◆ **What you should do**: Within the records below, find each line that holds the string "Republic", then copy it.

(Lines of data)
______________________________

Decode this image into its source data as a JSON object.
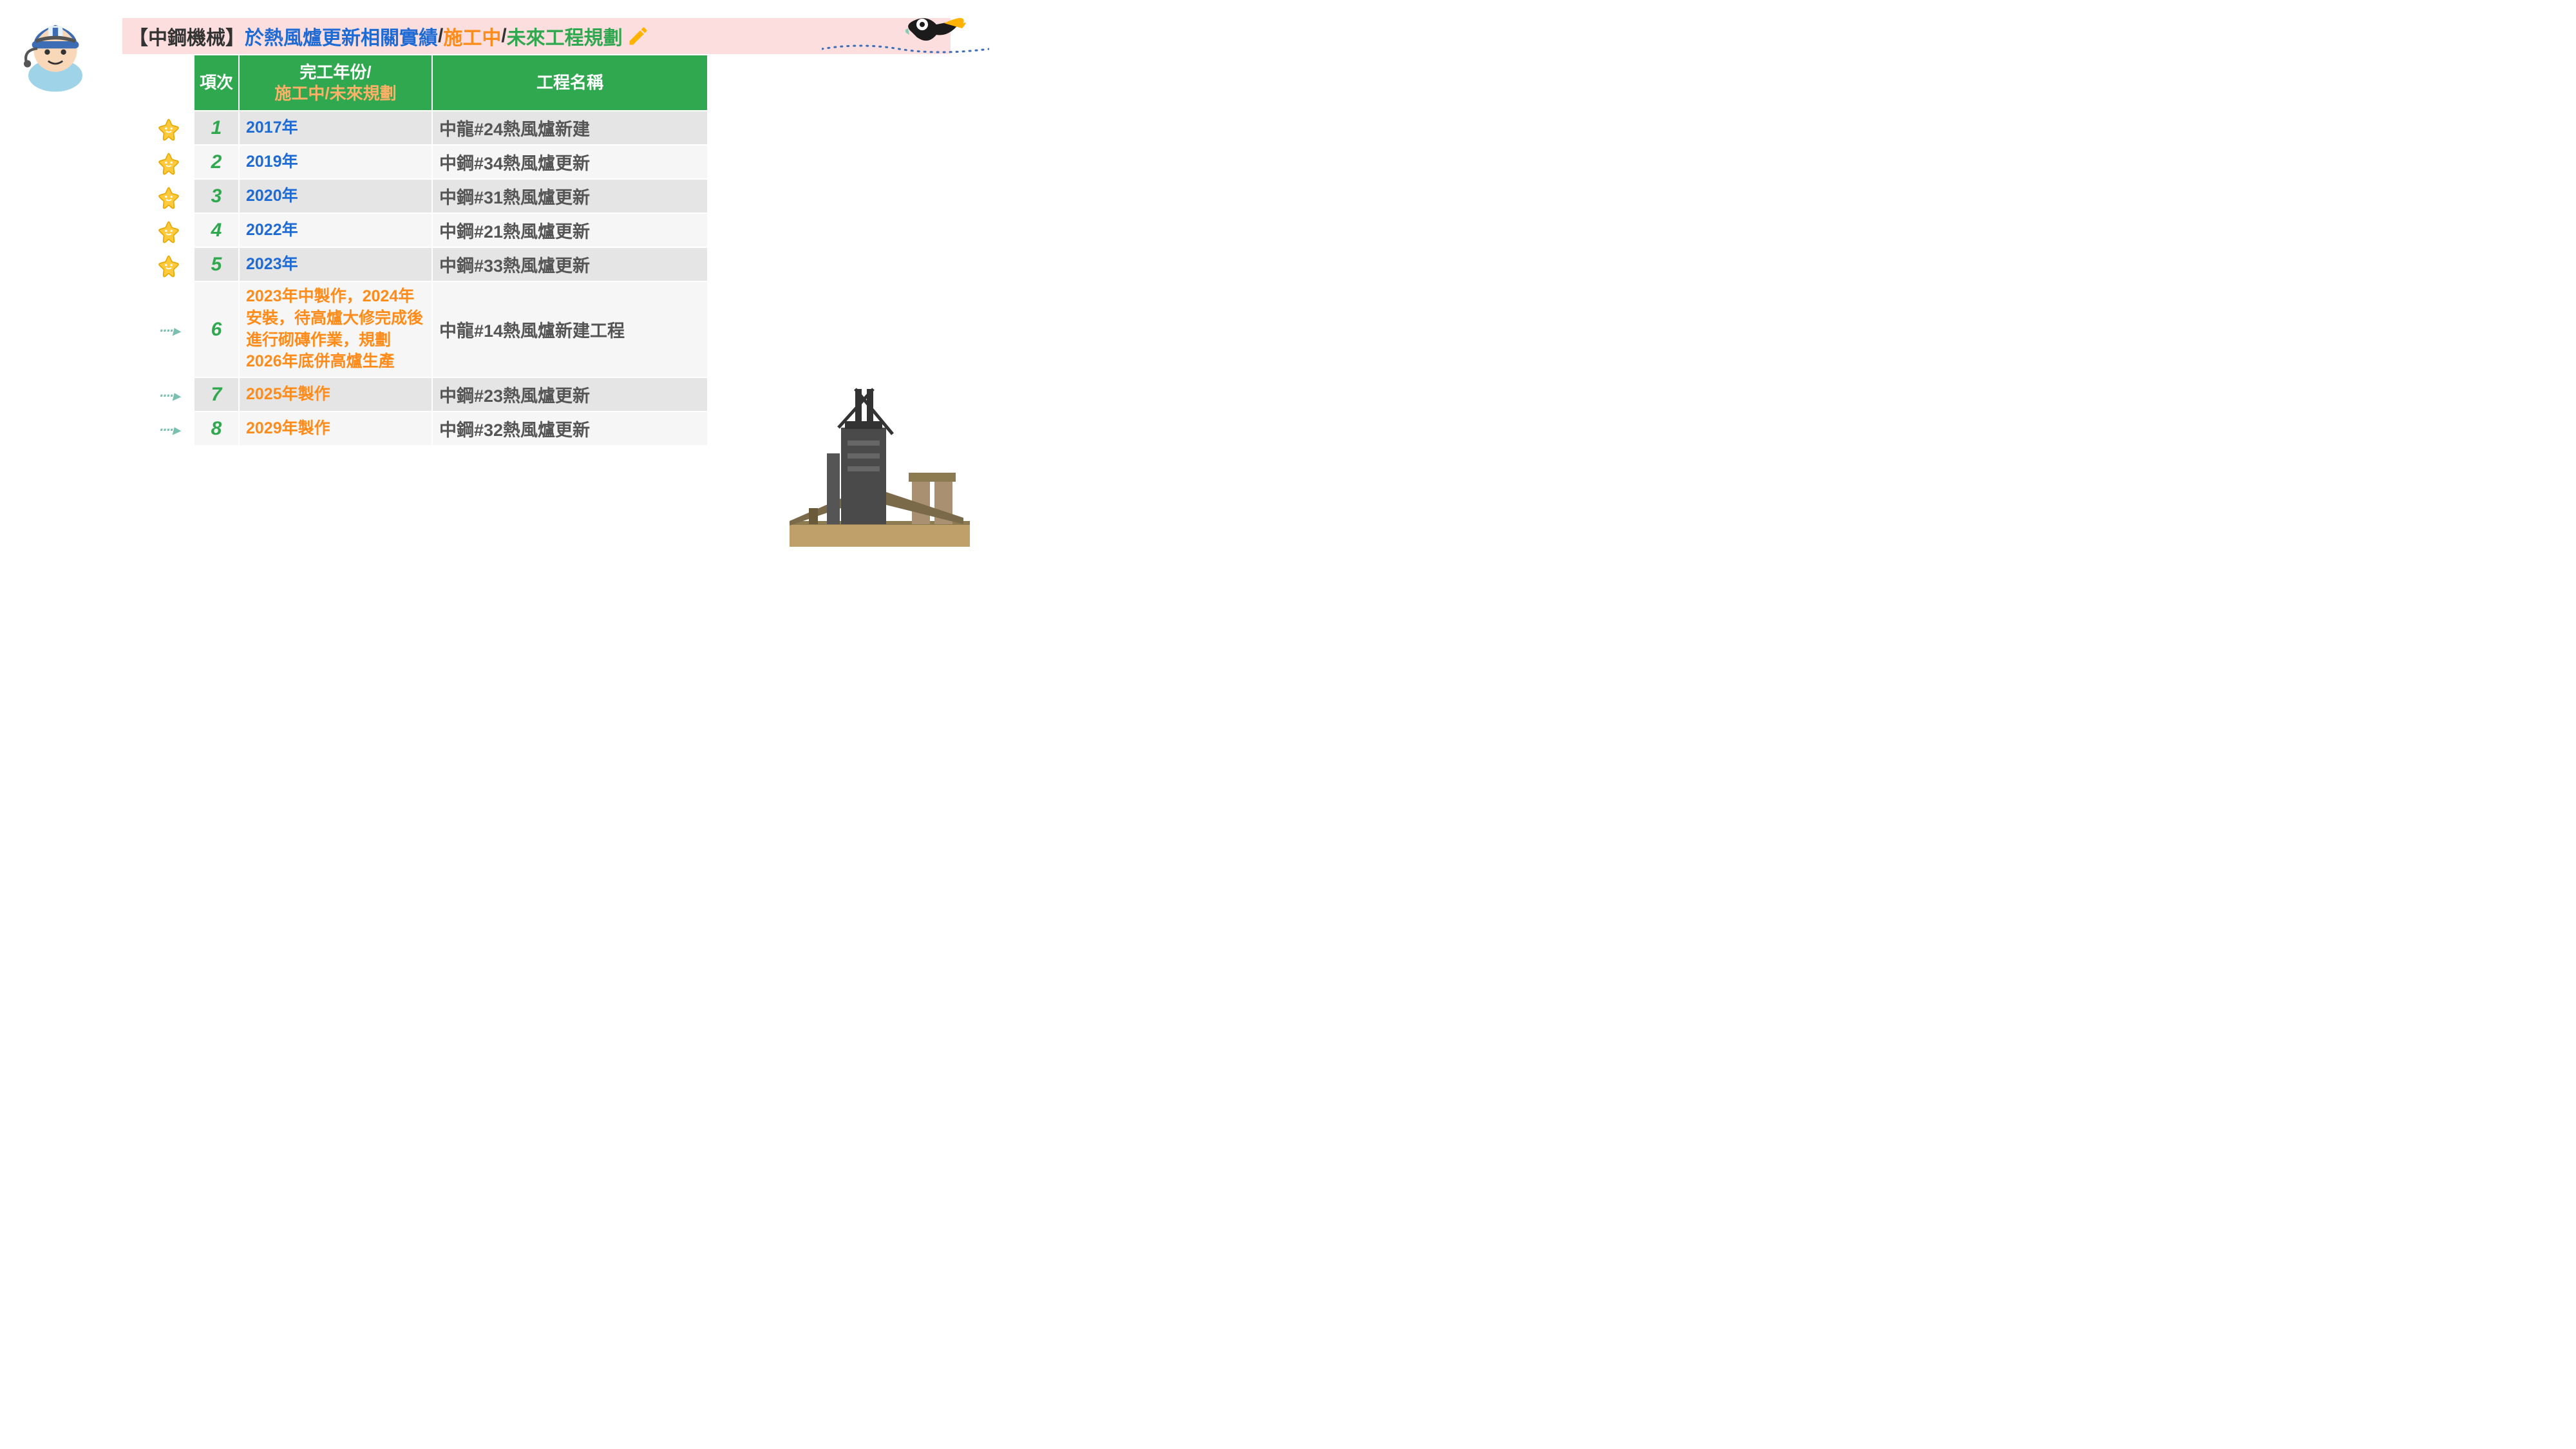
{
  "title": {
    "prefix": "【中鋼機械】",
    "main": "於熱風爐更新相關實績",
    "slash1": "/",
    "mid": "施工中",
    "slash2": "/",
    "end": "未來工程規劃"
  },
  "headers": {
    "col1": "項次",
    "col2_line1": "完工年份/",
    "col2_line2": "施工中/未來規劃",
    "col3": "工程名稱"
  },
  "rows": [
    {
      "idx": "1",
      "year": "2017年",
      "year_class": "year-completed",
      "name": "中龍#24熱風爐新建",
      "marker": "star",
      "stripe": "odd"
    },
    {
      "idx": "2",
      "year": "2019年",
      "year_class": "year-completed",
      "name": "中鋼#34熱風爐更新",
      "marker": "star",
      "stripe": "even"
    },
    {
      "idx": "3",
      "year": "2020年",
      "year_class": "year-completed",
      "name": "中鋼#31熱風爐更新",
      "marker": "star",
      "stripe": "odd"
    },
    {
      "idx": "4",
      "year": "2022年",
      "year_class": "year-completed",
      "name": "中鋼#21熱風爐更新",
      "marker": "star",
      "stripe": "even"
    },
    {
      "idx": "5",
      "year": "2023年",
      "year_class": "year-completed",
      "name": "中鋼#33熱風爐更新",
      "marker": "star",
      "stripe": "odd"
    },
    {
      "idx": "6",
      "year": "2023年中製作，2024年安裝，待高爐大修完成後進行砌磚作業，規劃2026年底併高爐生產",
      "year_class": "year-planned",
      "name": "中龍#14熱風爐新建工程",
      "marker": "arrow",
      "stripe": "even"
    },
    {
      "idx": "7",
      "year": "2025年製作",
      "year_class": "year-planned",
      "name": "中鋼#23熱風爐更新",
      "marker": "arrow",
      "stripe": "odd"
    },
    {
      "idx": "8",
      "year": "2029年製作",
      "year_class": "year-planned",
      "name": "中鋼#32熱風爐更新",
      "marker": "arrow",
      "stripe": "even"
    }
  ],
  "colors": {
    "header_bg": "#2fa84f",
    "title_bg": "#fcdede",
    "completed": "#1f6bd6",
    "planned": "#ff8c1a",
    "idx": "#2fa84f",
    "row_odd": "#e5e5e5",
    "row_even": "#f6f6f6"
  }
}
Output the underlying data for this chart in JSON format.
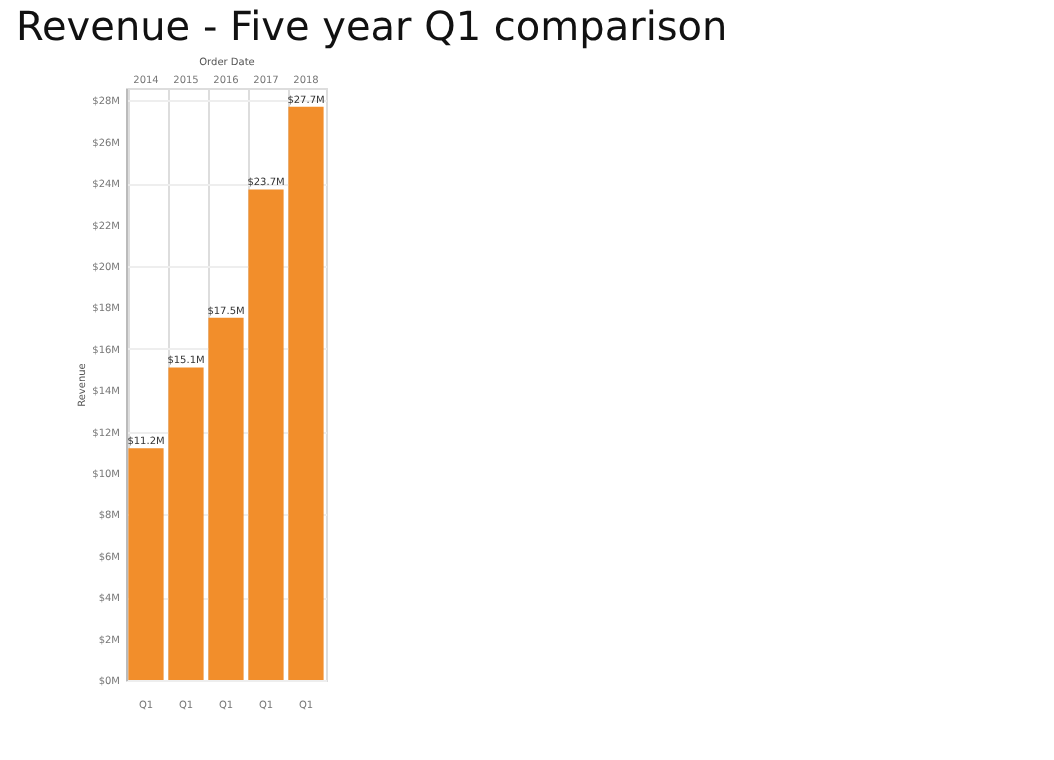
{
  "chart_data": {
    "type": "bar",
    "title": "Revenue  - Five year Q1 comparison",
    "xlabel": "Order Date",
    "ylabel": "Revenue",
    "categories": [
      "2014",
      "2015",
      "2016",
      "2017",
      "2018"
    ],
    "values": [
      11.2,
      15.1,
      17.5,
      23.7,
      27.7
    ],
    "value_labels": [
      "$11.2M",
      "$15.1M",
      "$17.5M",
      "$23.7M",
      "$27.7M"
    ],
    "color": "#f28e2b",
    "ylim": [
      0,
      28.6
    ],
    "yticks": [
      {
        "value": 0,
        "label": "$0M"
      },
      {
        "value": 2,
        "label": "$2M"
      },
      {
        "value": 4,
        "label": "$4M"
      },
      {
        "value": 6,
        "label": "$6M"
      },
      {
        "value": 8,
        "label": "$8M"
      },
      {
        "value": 10,
        "label": "$10M"
      },
      {
        "value": 12,
        "label": "$12M"
      },
      {
        "value": 14,
        "label": "$14M"
      },
      {
        "value": 16,
        "label": "$16M"
      },
      {
        "value": 18,
        "label": "$18M"
      },
      {
        "value": 20,
        "label": "$20M"
      },
      {
        "value": 22,
        "label": "$22M"
      },
      {
        "value": 24,
        "label": "$24M"
      },
      {
        "value": 26,
        "label": "$26M"
      },
      {
        "value": 28,
        "label": "$28M"
      }
    ],
    "annotations": [
      "Q1",
      "Q1",
      "Q1",
      "Q1",
      "Q1"
    ],
    "grid": true
  }
}
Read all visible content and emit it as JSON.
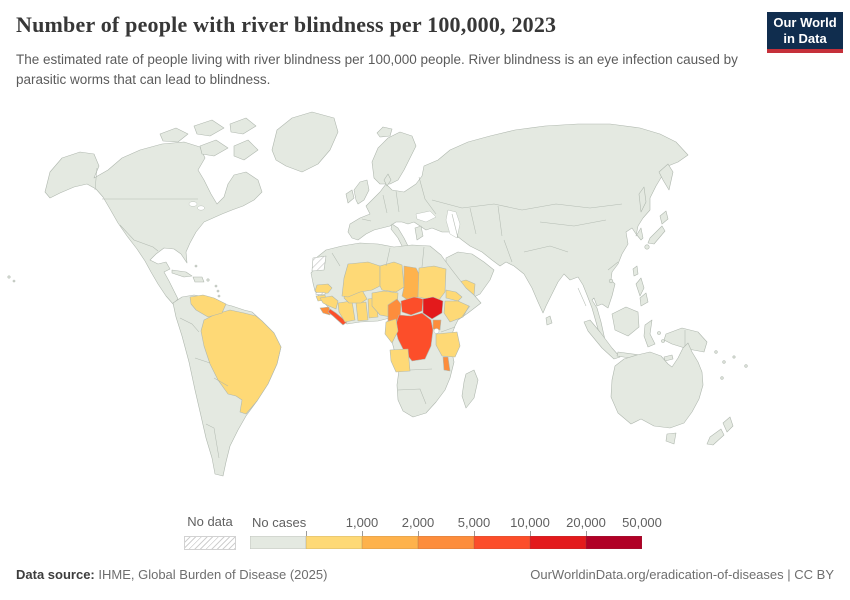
{
  "header": {
    "title": "Number of people with river blindness per 100,000, 2023",
    "subtitle": "The estimated rate of people living with river blindness per 100,000 people. River blindness is an eye infection caused by parasitic worms that can lead to blindness."
  },
  "logo": {
    "line1": "Our World",
    "line2": "in Data",
    "bg_color": "#102d4e",
    "accent_color": "#c5303a"
  },
  "legend": {
    "no_data": {
      "label": "No data"
    },
    "bar": {
      "segments": [
        {
          "label": "No cases",
          "color": "#e4e9e1",
          "label_position": "start"
        },
        {
          "label": "1,000",
          "color": "#fed976",
          "label_position": "end"
        },
        {
          "label": "2,000",
          "color": "#feb24c",
          "label_position": "end"
        },
        {
          "label": "5,000",
          "color": "#fd8d3c",
          "label_position": "end"
        },
        {
          "label": "10,000",
          "color": "#fc4e2a",
          "label_position": "end"
        },
        {
          "label": "20,000",
          "color": "#e31a1c",
          "label_position": "end"
        },
        {
          "label": "50,000",
          "color": "#b10026",
          "label_position": "end"
        }
      ]
    }
  },
  "footer": {
    "data_source_label": "Data source:",
    "data_source_value": " IHME, Global Burden of Disease (2025)",
    "link_text": "OurWorldinData.org/eradication-of-diseases",
    "separator": " | ",
    "license": "CC BY"
  },
  "map": {
    "ocean_color": "#ffffff",
    "land_default_color": "#e4e9e1",
    "border_color": "#b0b8af",
    "value_colors": {
      "v1000": "#fed976",
      "v2000": "#feb24c",
      "v5000": "#fd8d3c",
      "v10000": "#fc4e2a",
      "v20000": "#e31a1c",
      "v50000": "#b10026"
    }
  },
  "chart_data": {
    "type": "heatmap",
    "subtype": "world-choropleth-map",
    "title": "Number of people with river blindness per 100,000, 2023",
    "year": 2023,
    "unit": "people with river blindness per 100,000 people",
    "legend_position": "bottom",
    "color_scale": {
      "bins": [
        "No cases",
        "up to 1,000",
        "1,000-2,000",
        "2,000-5,000",
        "5,000-10,000",
        "10,000-20,000",
        "20,000-50,000"
      ],
      "colors": [
        "#e4e9e1",
        "#fed976",
        "#feb24c",
        "#fd8d3c",
        "#fc4e2a",
        "#e31a1c",
        "#b10026"
      ]
    },
    "countries": [
      {
        "name": "South Sudan",
        "bin": "10,000-20,000"
      },
      {
        "name": "Democratic Republic of Congo",
        "bin": "5,000-10,000"
      },
      {
        "name": "Central African Republic",
        "bin": "5,000-10,000"
      },
      {
        "name": "Liberia",
        "bin": "5,000-10,000"
      },
      {
        "name": "Cameroon",
        "bin": "2,000-5,000"
      },
      {
        "name": "Uganda",
        "bin": "2,000-5,000"
      },
      {
        "name": "Sierra Leone",
        "bin": "2,000-5,000"
      },
      {
        "name": "Malawi",
        "bin": "2,000-5,000"
      },
      {
        "name": "Chad",
        "bin": "1,000-2,000"
      },
      {
        "name": "Brazil",
        "bin": "up to 1,000"
      },
      {
        "name": "Venezuela",
        "bin": "up to 1,000"
      },
      {
        "name": "Yemen",
        "bin": "up to 1,000"
      },
      {
        "name": "Senegal",
        "bin": "up to 1,000"
      },
      {
        "name": "Guinea-Bissau",
        "bin": "up to 1,000"
      },
      {
        "name": "Guinea",
        "bin": "up to 1,000"
      },
      {
        "name": "Mali",
        "bin": "up to 1,000"
      },
      {
        "name": "Burkina Faso",
        "bin": "up to 1,000"
      },
      {
        "name": "Cote d'Ivoire",
        "bin": "up to 1,000"
      },
      {
        "name": "Ghana",
        "bin": "up to 1,000"
      },
      {
        "name": "Togo",
        "bin": "up to 1,000"
      },
      {
        "name": "Benin",
        "bin": "up to 1,000"
      },
      {
        "name": "Niger",
        "bin": "up to 1,000"
      },
      {
        "name": "Nigeria",
        "bin": "up to 1,000"
      },
      {
        "name": "Sudan",
        "bin": "up to 1,000"
      },
      {
        "name": "Eritrea",
        "bin": "up to 1,000"
      },
      {
        "name": "Ethiopia",
        "bin": "up to 1,000"
      },
      {
        "name": "Republic of Congo",
        "bin": "up to 1,000"
      },
      {
        "name": "Tanzania",
        "bin": "up to 1,000"
      },
      {
        "name": "Angola",
        "bin": "up to 1,000"
      }
    ],
    "rest_of_world": "No cases",
    "no_data_regions": [
      "Western Sahara",
      "Gambia"
    ]
  }
}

______________________________

◆ **Answer in full**:
        "name": "Democratic Republic of Congo",
        "name": "Central African Republic",
        "name": "Republic of Congo",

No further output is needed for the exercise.